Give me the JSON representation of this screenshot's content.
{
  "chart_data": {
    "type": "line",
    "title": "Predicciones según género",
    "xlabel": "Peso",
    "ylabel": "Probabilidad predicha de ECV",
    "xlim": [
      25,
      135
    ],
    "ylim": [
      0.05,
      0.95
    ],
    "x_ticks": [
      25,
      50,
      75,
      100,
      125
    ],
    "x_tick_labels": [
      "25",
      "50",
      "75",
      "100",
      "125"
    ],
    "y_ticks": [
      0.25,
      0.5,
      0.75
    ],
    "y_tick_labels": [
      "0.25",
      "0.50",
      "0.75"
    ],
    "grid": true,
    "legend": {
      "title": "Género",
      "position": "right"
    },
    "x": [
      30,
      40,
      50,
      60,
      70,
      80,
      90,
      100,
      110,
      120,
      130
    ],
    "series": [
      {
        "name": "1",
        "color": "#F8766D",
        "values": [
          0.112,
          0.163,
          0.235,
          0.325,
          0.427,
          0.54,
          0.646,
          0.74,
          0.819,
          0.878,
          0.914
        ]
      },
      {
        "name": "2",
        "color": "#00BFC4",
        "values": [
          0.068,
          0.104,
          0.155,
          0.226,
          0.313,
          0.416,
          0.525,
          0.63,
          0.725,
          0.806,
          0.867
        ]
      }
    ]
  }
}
+---+
Work to complete: Write out every line of the preceding listing that contains "title".

Task result:
    "title": "Predicciones según género",
      "title": "Género",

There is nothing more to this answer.